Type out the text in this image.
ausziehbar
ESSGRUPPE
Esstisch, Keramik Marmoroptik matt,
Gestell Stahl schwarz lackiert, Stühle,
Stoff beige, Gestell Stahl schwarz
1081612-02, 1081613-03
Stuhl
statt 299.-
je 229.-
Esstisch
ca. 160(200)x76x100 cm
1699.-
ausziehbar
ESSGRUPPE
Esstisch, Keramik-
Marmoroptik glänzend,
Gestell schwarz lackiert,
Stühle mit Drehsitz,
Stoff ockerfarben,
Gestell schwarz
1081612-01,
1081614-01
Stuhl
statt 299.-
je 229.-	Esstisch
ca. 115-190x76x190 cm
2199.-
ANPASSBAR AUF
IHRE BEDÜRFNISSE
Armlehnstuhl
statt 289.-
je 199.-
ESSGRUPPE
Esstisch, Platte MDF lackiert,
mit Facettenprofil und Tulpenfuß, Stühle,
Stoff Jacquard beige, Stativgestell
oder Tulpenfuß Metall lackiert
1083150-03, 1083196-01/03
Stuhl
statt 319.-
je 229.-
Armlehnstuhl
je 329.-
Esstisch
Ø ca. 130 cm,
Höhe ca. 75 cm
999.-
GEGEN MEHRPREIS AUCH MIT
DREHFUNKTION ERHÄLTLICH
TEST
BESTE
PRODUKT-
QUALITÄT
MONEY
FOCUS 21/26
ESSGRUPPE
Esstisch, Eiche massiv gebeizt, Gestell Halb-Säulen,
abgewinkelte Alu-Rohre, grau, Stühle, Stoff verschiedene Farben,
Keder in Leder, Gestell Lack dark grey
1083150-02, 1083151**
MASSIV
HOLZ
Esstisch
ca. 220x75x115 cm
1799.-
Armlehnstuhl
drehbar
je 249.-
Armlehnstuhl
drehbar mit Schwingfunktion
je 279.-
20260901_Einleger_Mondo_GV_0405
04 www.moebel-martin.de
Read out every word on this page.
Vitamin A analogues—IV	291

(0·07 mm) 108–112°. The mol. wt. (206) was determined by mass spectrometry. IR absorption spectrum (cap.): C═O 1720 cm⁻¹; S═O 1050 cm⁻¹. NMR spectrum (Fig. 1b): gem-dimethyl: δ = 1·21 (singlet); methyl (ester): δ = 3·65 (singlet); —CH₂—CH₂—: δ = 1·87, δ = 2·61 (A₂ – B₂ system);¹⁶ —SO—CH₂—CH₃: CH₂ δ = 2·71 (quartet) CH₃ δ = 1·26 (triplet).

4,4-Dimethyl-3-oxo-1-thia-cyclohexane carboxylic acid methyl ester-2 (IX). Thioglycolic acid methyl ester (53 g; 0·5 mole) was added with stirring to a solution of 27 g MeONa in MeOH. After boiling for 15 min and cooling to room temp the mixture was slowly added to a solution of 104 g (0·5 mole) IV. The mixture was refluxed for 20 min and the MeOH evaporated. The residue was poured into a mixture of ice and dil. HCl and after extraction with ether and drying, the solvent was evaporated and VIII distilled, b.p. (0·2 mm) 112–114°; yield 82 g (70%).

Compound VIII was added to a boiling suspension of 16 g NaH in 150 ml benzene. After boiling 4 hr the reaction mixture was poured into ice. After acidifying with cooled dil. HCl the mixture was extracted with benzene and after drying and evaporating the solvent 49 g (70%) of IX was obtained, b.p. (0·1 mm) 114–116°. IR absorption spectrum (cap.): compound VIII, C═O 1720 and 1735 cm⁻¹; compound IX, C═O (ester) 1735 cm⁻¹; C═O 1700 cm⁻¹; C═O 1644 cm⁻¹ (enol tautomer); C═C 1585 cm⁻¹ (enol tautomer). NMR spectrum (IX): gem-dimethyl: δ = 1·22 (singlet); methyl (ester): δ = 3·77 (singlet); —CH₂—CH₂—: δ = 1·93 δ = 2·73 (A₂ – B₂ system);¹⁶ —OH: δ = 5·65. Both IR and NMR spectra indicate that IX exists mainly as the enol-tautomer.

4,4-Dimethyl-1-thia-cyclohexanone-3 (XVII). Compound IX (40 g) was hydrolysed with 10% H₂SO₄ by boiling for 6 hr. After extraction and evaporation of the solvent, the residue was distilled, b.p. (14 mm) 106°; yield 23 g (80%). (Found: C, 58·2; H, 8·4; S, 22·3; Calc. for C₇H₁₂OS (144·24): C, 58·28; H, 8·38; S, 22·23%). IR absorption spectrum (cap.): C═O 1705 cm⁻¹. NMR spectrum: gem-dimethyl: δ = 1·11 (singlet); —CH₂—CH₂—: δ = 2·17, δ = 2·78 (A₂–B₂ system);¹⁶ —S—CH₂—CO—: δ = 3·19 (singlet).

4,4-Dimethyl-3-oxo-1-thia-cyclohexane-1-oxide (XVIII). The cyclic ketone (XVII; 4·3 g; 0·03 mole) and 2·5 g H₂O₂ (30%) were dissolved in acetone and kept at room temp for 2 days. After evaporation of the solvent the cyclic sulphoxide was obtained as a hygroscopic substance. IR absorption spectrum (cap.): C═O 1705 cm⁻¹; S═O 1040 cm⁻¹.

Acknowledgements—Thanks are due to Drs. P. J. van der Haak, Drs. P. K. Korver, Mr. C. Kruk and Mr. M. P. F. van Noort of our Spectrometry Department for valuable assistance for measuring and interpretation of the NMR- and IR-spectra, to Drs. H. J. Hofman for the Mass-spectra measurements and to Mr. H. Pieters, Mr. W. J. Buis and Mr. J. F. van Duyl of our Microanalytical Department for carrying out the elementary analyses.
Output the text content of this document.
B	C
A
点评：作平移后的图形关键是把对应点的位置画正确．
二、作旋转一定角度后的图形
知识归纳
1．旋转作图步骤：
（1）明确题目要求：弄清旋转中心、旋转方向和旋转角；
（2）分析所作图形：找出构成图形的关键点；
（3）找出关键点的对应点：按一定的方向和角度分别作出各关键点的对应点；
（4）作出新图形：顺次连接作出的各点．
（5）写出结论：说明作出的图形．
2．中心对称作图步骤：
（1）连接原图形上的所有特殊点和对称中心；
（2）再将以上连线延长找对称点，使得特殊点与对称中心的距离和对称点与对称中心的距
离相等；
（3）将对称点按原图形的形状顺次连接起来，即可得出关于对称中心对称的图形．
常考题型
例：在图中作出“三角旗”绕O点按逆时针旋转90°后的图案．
***
(GIVEN INSTRUCTION) All of the lines above must be returned exactly.

(CORRECT OUTPUT)
Type out the text in this image.
ausziehbar
ESSGRUPPE
Esstisch, Keramik Marmoroptik matt,
Gestell Stahl schwarz lackiert, Stühle,
Stoff beige, Gestell Stahl schwarz
1081612-02, 1081613-03
Stuhl
statt 299.-
je 229.-
Esstisch
ca. 160(200)x76x100 cm
1699.-
ausziehbar
ESSGRUPPE
Esstisch, Keramik-
Marmoroptik glänzend,
Gestell schwarz lackiert,
Stühle mit Drehsitz,
Stoff ockerfarben,
Gestell schwarz
1081612-01,
1081614-01
Stuhl
statt 299.-
je 229.-	Esstisch
ca. 115-190x76x190 cm
2199.-
ANPASSBAR AUF
IHRE BEDÜRFNISSE
Armlehnstuhl
statt 289.-
je 199.-
ESSGRUPPE
Esstisch, Platte MDF lackiert,
mit Facettenprofil und Tulpenfuß, Stühle,
Stoff Jacquard beige, Stativgestell
oder Tulpenfuß Metall lackiert
1083150-03, 1083196-01/03
Stuhl
statt 319.-
je 229.-
Armlehnstuhl
je 329.-
Esstisch
Ø ca. 130 cm,
Höhe ca. 75 cm
999.-
GEGEN MEHRPREIS AUCH MIT
DREHFUNKTION ERHÄLTLICH
TEST
BESTE
PRODUKT-
QUALITÄT
MONEY
FOCUS 21/26
ESSGRUPPE
Esstisch, Eiche massiv gebeizt, Gestell Halb-Säulen,
abgewinkelte Alu-Rohre, grau, Stühle, Stoff verschiedene Farben,
Keder in Leder, Gestell Lack dark grey
1083150-02, 1083151**
MASSIV
HOLZ
Esstisch
ca. 220x75x115 cm
1799.-
Armlehnstuhl
drehbar
je 249.-
Armlehnstuhl
drehbar mit Schwingfunktion
je 279.-
20260901_Einleger_Mondo_GV_0405
04 www.moebel-martin.de
Read out every word on this page.
Vitamin A analogues—IV	291

(0·07 mm) 108–112°. The mol. wt. (206) was determined by mass spectrometry. IR absorption spectrum (cap.): C═O 1720 cm⁻¹; S═O 1050 cm⁻¹. NMR spectrum (Fig. 1b): gem-dimethyl: δ = 1·21 (singlet); methyl (ester): δ = 3·65 (singlet); —CH₂—CH₂—: δ = 1·87, δ = 2·61 (A₂ – B₂ system);¹⁶ —SO—CH₂—CH₃: CH₂ δ = 2·71 (quartet) CH₃ δ = 1·26 (triplet).

4,4-Dimethyl-3-oxo-1-thia-cyclohexane carboxylic acid methyl ester-2 (IX). Thioglycolic acid methyl ester (53 g; 0·5 mole) was added with stirring to a solution of 27 g MeONa in MeOH. After boiling for 15 min and cooling to room temp the mixture was slowly added to a solution of 104 g (0·5 mole) IV. The mixture was refluxed for 20 min and the MeOH evaporated. The residue was poured into a mixture of ice and dil. HCl and after extraction with ether and drying, the solvent was evaporated and VIII distilled, b.p. (0·2 mm) 112–114°; yield 82 g (70%).

Compound VIII was added to a boiling suspension of 16 g NaH in 150 ml benzene. After boiling 4 hr the reaction mixture was poured into ice. After acidifying with cooled dil. HCl the mixture was extracted with benzene and after drying and evaporating the solvent 49 g (70%) of IX was obtained, b.p. (0·1 mm) 114–116°. IR absorption spectrum (cap.): compound VIII, C═O 1720 and 1735 cm⁻¹; compound IX, C═O (ester) 1735 cm⁻¹; C═O 1700 cm⁻¹; C═O 1644 cm⁻¹ (enol tautomer); C═C 1585 cm⁻¹ (enol tautomer). NMR spectrum (IX): gem-dimethyl: δ = 1·22 (singlet); methyl (ester): δ = 3·77 (singlet); —CH₂—CH₂—: δ = 1·93 δ = 2·73 (A₂ – B₂ system);¹⁶ —OH: δ = 5·65. Both IR and NMR spectra indicate that IX exists mainly as the enol-tautomer.

4,4-Dimethyl-1-thia-cyclohexanone-3 (XVII). Compound IX (40 g) was hydrolysed with 10% H₂SO₄ by boiling for 6 hr. After extraction and evaporation of the solvent, the residue was distilled, b.p. (14 mm) 106°; yield 23 g (80%). (Found: C, 58·2; H, 8·4; S, 22·3; Calc. for C₇H₁₂OS (144·24): C, 58·28; H, 8·38; S, 22·23%). IR absorption spectrum (cap.): C═O 1705 cm⁻¹. NMR spectrum: gem-dimethyl: δ = 1·11 (singlet); —CH₂—CH₂—: δ = 2·17, δ = 2·78 (A₂–B₂ system);¹⁶ —S—CH₂—CO—: δ = 3·19 (singlet).

4,4-Dimethyl-3-oxo-1-thia-cyclohexane-1-oxide (XVIII). The cyclic ketone (XVII; 4·3 g; 0·03 mole) and 2·5 g H₂O₂ (30%) were dissolved in acetone and kept at room temp for 2 days. After evaporation of the solvent the cyclic sulphoxide was obtained as a hygroscopic substance. IR absorption spectrum (cap.): C═O 1705 cm⁻¹; S═O 1040 cm⁻¹.

Acknowledgements—Thanks are due to Drs. P. J. van der Haak, Drs. P. K. Korver, Mr. C. Kruk and Mr. M. P. F. van Noort of our Spectrometry Department for valuable assistance for measuring and interpretation of the NMR- and IR-spectra, to Drs. H. J. Hofman for the Mass-spectra measurements and to Mr. H. Pieters, Mr. W. J. Buis and Mr. J. F. van Duyl of our Microanalytical Department for carrying out the elementary analyses.
Output the text content of this document.
B	C
A
点评：作平移后的图形关键是把对应点的位置画正确．
二、作旋转一定角度后的图形
知识归纳
1．旋转作图步骤：
（1）明确题目要求：弄清旋转中心、旋转方向和旋转角；
（2）分析所作图形：找出构成图形的关键点；
（3）找出关键点的对应点：按一定的方向和角度分别作出各关键点的对应点；
（4）作出新图形：顺次连接作出的各点．
（5）写出结论：说明作出的图形．
2．中心对称作图步骤：
（1）连接原图形上的所有特殊点和对称中心；
（2）再将以上连线延长找对称点，使得特殊点与对称中心的距离和对称点与对称中心的距
离相等；
（3）将对称点按原图形的形状顺次连接起来，即可得出关于对称中心对称的图形．
常考题型
例：在图中作出“三角旗”绕O点按逆时针旋转90°后的图案．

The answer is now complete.